▶ Exercise brief
In the listing below, count the lines containing the string "type" and state only the number.

▶ Provided data
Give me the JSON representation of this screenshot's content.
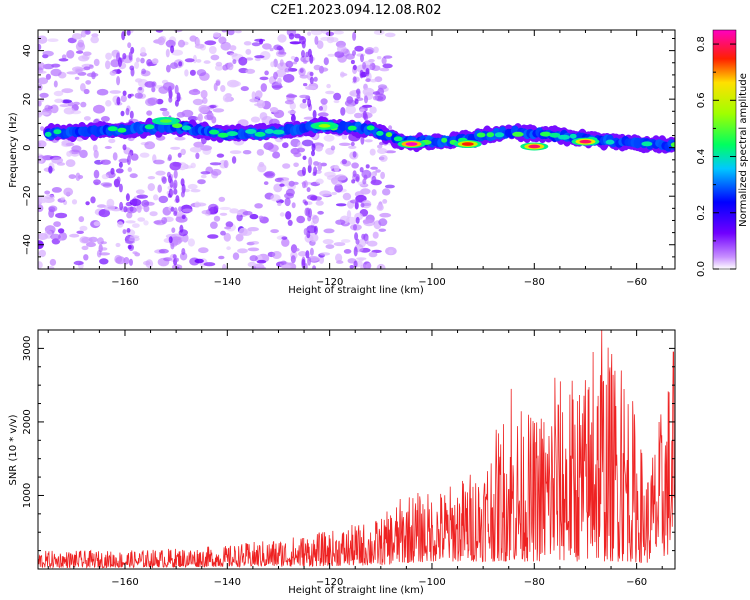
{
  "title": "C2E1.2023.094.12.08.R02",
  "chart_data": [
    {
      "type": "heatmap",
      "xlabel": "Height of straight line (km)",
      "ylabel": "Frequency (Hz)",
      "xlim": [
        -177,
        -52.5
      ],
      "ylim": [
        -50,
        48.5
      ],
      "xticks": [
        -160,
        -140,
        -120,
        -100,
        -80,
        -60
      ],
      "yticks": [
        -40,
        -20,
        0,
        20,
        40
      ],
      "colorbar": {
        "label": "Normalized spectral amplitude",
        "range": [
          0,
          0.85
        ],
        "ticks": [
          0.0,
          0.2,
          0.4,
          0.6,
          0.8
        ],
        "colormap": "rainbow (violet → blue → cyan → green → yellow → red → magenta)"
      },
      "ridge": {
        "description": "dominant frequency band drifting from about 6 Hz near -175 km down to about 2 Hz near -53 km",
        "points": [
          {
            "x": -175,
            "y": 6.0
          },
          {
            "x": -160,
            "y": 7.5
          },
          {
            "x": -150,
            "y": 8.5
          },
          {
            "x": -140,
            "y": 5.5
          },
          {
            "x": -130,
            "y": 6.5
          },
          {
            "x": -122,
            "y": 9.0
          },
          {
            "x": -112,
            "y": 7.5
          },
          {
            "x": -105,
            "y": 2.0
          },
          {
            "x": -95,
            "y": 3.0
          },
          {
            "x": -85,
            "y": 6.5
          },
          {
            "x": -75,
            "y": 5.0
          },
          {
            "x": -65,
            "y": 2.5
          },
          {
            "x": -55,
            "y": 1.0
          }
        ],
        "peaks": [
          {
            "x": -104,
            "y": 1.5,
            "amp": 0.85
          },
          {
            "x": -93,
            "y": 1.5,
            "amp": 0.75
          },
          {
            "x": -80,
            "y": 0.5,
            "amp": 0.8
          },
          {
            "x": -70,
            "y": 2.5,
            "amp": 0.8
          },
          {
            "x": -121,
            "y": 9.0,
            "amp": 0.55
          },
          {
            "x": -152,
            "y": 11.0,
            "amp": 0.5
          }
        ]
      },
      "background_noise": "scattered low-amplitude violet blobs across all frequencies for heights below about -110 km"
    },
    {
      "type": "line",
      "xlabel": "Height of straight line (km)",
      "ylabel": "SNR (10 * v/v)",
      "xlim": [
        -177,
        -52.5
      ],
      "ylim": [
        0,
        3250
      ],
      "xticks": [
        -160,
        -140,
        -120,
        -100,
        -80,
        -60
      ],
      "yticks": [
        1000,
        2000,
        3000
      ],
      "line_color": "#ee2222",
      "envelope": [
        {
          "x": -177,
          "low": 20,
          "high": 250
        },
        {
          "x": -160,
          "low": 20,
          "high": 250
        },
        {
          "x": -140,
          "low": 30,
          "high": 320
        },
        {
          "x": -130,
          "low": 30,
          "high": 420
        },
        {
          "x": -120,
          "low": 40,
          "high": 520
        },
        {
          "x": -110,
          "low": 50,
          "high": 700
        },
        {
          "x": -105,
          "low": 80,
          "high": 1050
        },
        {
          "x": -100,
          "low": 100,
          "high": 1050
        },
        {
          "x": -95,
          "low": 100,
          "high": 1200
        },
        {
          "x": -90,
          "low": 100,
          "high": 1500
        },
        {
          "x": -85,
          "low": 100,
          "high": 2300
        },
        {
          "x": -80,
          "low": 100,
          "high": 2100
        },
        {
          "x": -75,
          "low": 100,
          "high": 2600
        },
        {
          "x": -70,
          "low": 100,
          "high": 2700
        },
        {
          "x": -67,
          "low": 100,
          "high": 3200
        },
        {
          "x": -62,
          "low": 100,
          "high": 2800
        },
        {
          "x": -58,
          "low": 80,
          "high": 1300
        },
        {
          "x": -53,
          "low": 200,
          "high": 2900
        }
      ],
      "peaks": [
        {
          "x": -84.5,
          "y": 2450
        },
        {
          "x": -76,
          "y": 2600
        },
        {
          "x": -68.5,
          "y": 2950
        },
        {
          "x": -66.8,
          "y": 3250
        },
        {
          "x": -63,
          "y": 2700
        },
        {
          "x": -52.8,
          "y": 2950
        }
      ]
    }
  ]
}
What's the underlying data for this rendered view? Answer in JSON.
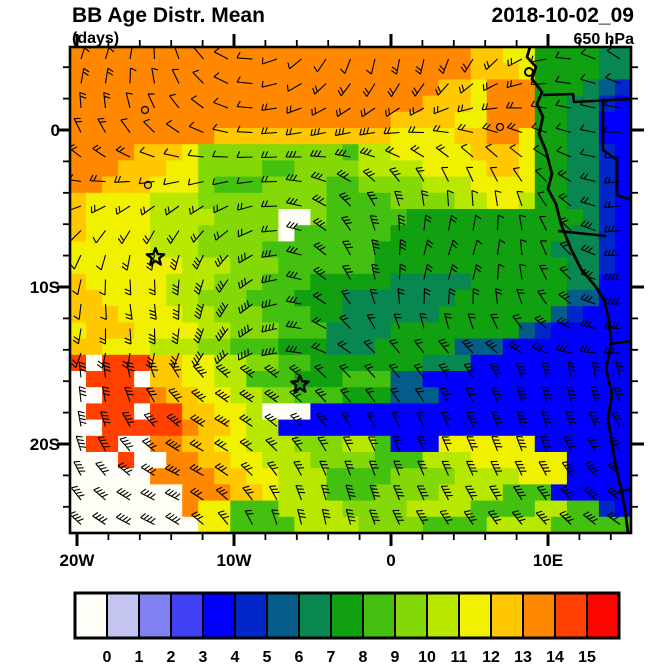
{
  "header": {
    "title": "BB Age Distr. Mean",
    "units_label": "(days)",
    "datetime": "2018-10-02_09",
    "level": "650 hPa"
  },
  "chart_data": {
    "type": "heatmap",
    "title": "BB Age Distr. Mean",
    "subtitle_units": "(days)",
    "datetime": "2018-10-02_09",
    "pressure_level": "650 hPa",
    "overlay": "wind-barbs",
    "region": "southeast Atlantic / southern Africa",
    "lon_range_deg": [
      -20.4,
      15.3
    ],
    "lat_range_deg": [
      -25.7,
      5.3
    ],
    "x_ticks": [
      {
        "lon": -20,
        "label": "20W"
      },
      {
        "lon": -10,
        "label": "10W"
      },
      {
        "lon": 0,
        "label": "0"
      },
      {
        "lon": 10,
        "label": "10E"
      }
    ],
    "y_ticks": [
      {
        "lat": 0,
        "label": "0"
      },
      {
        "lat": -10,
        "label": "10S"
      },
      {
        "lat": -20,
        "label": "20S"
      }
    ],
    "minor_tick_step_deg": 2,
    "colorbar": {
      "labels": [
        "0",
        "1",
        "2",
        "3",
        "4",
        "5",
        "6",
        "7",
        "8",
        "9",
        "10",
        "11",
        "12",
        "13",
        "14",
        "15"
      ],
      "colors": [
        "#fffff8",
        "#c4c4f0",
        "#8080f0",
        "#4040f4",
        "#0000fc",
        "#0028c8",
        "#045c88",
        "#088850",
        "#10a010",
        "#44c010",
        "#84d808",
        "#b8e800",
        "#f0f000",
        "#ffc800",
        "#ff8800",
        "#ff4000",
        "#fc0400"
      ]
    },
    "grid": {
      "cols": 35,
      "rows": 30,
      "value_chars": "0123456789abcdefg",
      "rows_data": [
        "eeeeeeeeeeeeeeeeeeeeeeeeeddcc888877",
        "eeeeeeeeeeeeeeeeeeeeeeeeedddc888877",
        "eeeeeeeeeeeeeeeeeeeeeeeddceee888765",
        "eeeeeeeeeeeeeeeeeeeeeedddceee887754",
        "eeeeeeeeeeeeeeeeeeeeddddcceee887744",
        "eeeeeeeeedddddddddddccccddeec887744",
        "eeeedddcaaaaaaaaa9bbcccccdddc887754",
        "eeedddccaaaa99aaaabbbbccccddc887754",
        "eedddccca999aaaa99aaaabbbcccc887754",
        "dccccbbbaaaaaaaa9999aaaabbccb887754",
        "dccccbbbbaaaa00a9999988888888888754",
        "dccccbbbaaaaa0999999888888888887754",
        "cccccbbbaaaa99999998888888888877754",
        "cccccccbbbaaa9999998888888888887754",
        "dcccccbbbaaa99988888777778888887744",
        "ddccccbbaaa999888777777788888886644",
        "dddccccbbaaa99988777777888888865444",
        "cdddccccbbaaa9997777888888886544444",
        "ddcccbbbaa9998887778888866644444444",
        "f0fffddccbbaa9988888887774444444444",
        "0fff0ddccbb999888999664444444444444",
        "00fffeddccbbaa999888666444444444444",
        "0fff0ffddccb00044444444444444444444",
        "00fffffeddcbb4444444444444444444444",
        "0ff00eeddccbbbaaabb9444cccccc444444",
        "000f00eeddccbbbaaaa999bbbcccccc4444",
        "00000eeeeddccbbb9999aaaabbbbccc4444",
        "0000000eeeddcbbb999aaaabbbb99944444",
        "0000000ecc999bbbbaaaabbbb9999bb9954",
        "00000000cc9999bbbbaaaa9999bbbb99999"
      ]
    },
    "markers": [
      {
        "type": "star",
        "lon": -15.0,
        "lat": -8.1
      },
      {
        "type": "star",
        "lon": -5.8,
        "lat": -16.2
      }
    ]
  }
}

▶ Finished task
5